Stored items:
★ ★ ★ ★ ★ ★ ★

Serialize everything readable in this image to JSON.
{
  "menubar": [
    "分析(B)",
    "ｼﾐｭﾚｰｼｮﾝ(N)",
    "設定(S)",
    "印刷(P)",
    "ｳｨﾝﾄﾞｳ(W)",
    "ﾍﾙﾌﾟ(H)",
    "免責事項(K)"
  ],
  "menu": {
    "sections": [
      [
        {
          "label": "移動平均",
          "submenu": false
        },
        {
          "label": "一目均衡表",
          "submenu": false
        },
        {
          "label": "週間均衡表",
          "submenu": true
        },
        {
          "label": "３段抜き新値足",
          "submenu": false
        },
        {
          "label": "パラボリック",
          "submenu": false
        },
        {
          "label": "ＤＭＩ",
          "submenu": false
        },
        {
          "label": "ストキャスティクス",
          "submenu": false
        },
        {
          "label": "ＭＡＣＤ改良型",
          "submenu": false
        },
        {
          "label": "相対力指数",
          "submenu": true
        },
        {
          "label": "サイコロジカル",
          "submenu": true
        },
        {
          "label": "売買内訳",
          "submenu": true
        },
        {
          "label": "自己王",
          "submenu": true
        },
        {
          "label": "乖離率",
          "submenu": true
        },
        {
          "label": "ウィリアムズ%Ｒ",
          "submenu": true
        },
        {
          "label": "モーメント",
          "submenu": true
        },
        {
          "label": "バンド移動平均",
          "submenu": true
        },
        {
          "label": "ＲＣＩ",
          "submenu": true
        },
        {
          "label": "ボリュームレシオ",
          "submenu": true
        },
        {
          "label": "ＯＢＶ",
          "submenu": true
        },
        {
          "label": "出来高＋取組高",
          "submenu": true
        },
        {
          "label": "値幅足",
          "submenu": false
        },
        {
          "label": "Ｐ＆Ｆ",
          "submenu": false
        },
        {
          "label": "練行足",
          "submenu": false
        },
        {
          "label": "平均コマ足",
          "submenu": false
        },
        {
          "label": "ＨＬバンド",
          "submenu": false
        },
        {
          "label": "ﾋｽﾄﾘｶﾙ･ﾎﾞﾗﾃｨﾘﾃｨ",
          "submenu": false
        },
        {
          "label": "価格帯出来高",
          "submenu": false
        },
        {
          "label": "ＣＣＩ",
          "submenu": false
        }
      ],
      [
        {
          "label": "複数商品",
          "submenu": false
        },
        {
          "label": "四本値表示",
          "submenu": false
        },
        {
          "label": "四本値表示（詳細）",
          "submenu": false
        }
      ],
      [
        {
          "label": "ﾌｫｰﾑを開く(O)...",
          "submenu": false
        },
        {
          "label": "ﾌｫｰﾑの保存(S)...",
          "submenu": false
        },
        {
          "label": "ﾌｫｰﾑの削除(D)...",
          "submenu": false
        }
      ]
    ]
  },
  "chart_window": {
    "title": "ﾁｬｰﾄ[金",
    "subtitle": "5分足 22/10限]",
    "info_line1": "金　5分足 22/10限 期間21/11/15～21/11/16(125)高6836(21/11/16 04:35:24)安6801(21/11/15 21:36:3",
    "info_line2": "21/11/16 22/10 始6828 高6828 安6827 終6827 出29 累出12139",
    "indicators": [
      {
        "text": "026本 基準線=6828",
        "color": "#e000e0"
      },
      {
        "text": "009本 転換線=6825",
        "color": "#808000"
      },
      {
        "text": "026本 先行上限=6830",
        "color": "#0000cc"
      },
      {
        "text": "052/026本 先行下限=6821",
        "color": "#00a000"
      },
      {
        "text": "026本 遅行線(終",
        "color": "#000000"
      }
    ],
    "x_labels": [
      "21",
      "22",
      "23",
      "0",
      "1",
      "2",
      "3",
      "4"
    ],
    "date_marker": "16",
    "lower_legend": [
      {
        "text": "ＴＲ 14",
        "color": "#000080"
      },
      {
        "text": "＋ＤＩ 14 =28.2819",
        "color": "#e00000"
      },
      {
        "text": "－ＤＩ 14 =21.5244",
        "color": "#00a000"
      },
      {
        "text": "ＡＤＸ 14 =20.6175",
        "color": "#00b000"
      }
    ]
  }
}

★ ★ ★ ★ ★ ★ ★

Problem to solve:
Show the lines that mention the word "text".

Written reply:
        "text": "026本 基準線=6828",
        "text": "009本 転換線=6825",
        "text": "026本 先行上限=6830",
        "text": "052/026本 先行下限=6821",
        "text": "026本 遅行線(終",
        "text": "ＴＲ 14",
        "text": "＋ＤＩ 14 =28.2819",
        "text": "－ＤＩ 14 =21.5244",
        "text": "ＡＤＸ 14 =20.6175",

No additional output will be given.